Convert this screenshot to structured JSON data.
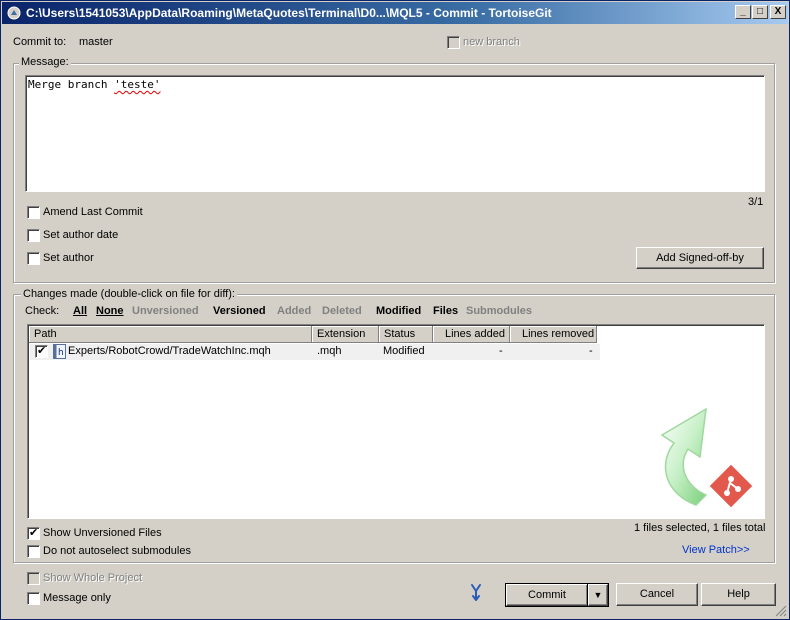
{
  "window": {
    "title": "C:\\Users\\1541053\\AppData\\Roaming\\MetaQuotes\\Terminal\\D0...\\MQL5 - Commit - TortoiseGit",
    "minimize_glyph": "_",
    "maximize_glyph": "□",
    "close_glyph": "X"
  },
  "commit": {
    "commit_to_label": "Commit to:",
    "branch": "master",
    "new_branch_label": "new branch"
  },
  "message": {
    "group_label": "Message:",
    "text_prefix": "Merge branch ",
    "text_flagged": "'teste'",
    "position": "3/1"
  },
  "options": {
    "amend_last_commit": "Amend Last Commit",
    "set_author_date": "Set author date",
    "set_author": "Set author",
    "add_signed_off_by": "Add Signed-off-by"
  },
  "changes": {
    "group_label": "Changes made (double-click on file for diff):",
    "check_label": "Check:",
    "filters": {
      "all": "All",
      "none": "None",
      "unversioned": "Unversioned",
      "versioned": "Versioned",
      "added": "Added",
      "deleted": "Deleted",
      "modified": "Modified",
      "files": "Files",
      "submodules": "Submodules"
    },
    "columns": [
      "Path",
      "Extension",
      "Status",
      "Lines added",
      "Lines removed"
    ],
    "rows": [
      {
        "checked": true,
        "path": "Experts/RobotCrowd/TradeWatchInc.mqh",
        "extension": ".mqh",
        "status": "Modified",
        "lines_added": "-",
        "lines_removed": "-"
      }
    ],
    "file_icon_letter": "h",
    "selection_summary": "1 files selected, 1 files total",
    "view_patch": "View Patch>>"
  },
  "bottom": {
    "show_unversioned_files": "Show Unversioned Files",
    "do_not_autoselect_submodules": "Do not autoselect submodules",
    "show_whole_project": "Show Whole Project",
    "message_only": "Message only",
    "commit_button": "Commit",
    "commit_dropdown_glyph": "▼",
    "cancel_button": "Cancel",
    "help_button": "Help"
  },
  "colors": {
    "titlebar_start": "#0a246a",
    "titlebar_end": "#a6caf0",
    "dialog_bg": "#d4d0c8",
    "link": "#0033cc",
    "git_logo": "#e0463a"
  }
}
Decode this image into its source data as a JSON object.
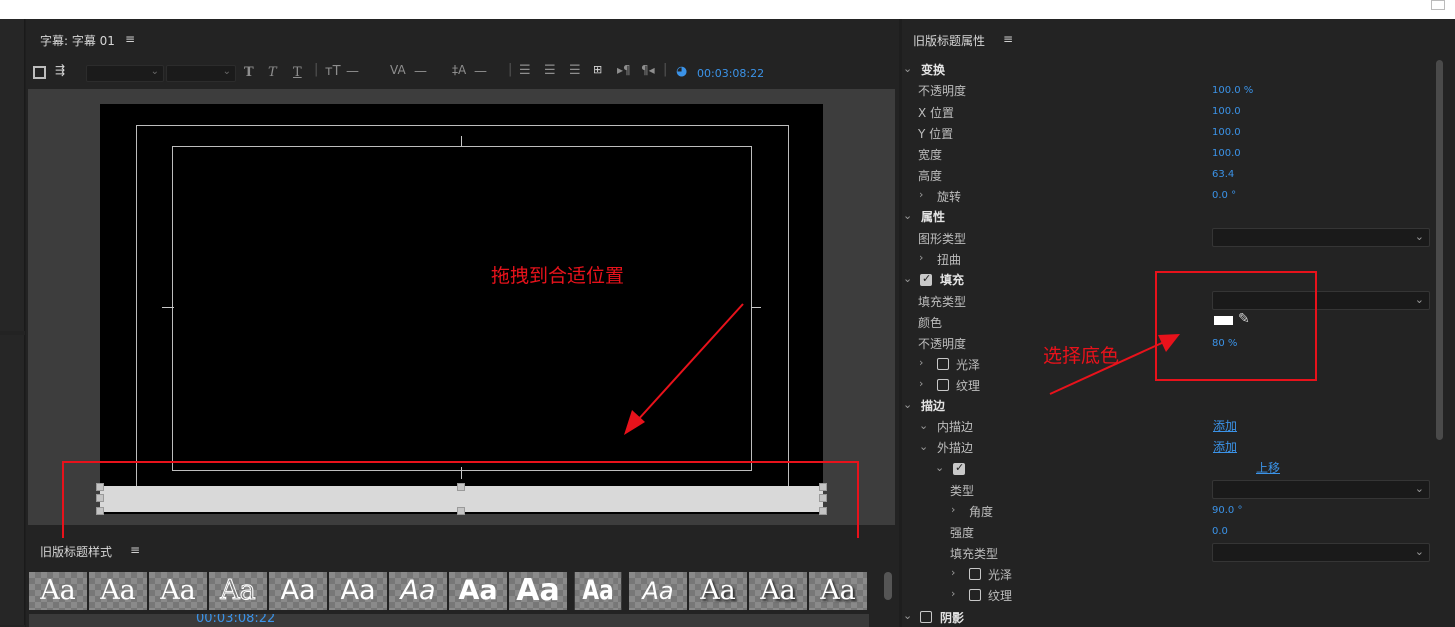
{
  "editor": {
    "title": "字幕: 字幕 01",
    "menu": "≡",
    "toolbar": {
      "bold": "T",
      "italic": "T",
      "underline": "T",
      "timecode": "00:03:08:22"
    },
    "annotation": "拖拽到合适位置"
  },
  "styles": {
    "title": "旧版标题样式",
    "menu": "≡",
    "swatches": [
      "Aa",
      "Aa",
      "Aa",
      "Aa",
      "Aa",
      "Aa",
      "Aa",
      "Aa",
      "Aa",
      "Aa",
      "Aa",
      "Aa",
      "Aa",
      "Aa"
    ],
    "partial_timecode": "00:03:08:22"
  },
  "props": {
    "title": "旧版标题属性",
    "menu": "≡",
    "transform": {
      "header": "变换",
      "opacity_label": "不透明度",
      "opacity_value": "100.0 %",
      "x_label": "X 位置",
      "x_value": "100.0",
      "y_label": "Y 位置",
      "y_value": "100.0",
      "width_label": "宽度",
      "width_value": "100.0",
      "height_label": "高度",
      "height_value": "63.4",
      "rotation_label": "旋转",
      "rotation_value": "0.0 °"
    },
    "attributes": {
      "header": "属性",
      "shape_label": "图形类型",
      "distort_label": "扭曲"
    },
    "fill": {
      "header": "填充",
      "type_label": "填充类型",
      "color_label": "颜色",
      "opacity_label": "不透明度",
      "opacity_value": "80 %",
      "sheen_label": "光泽",
      "texture_label": "纹理",
      "color_swatch": "#ffffff"
    },
    "stroke": {
      "header": "描边",
      "inner_label": "内描边",
      "inner_action": "添加",
      "outer_label": "外描边",
      "outer_action": "添加",
      "move_up": "上移",
      "type_label": "类型",
      "angle_label": "角度",
      "angle_value": "90.0 °",
      "strength_label": "强度",
      "strength_value": "0.0",
      "fill_type_label": "填充类型",
      "sheen_label": "光泽",
      "texture_label": "纹理"
    },
    "shadow": {
      "header": "阴影"
    },
    "annotation": "选择底色"
  },
  "colors": {
    "accent": "#3b93e8",
    "annotation": "#e8121b"
  }
}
---
**Exercise aim**
Make a tally of the lines in this data that include the string "Show", and answer with that tally alone.

**Response to the exercise**
2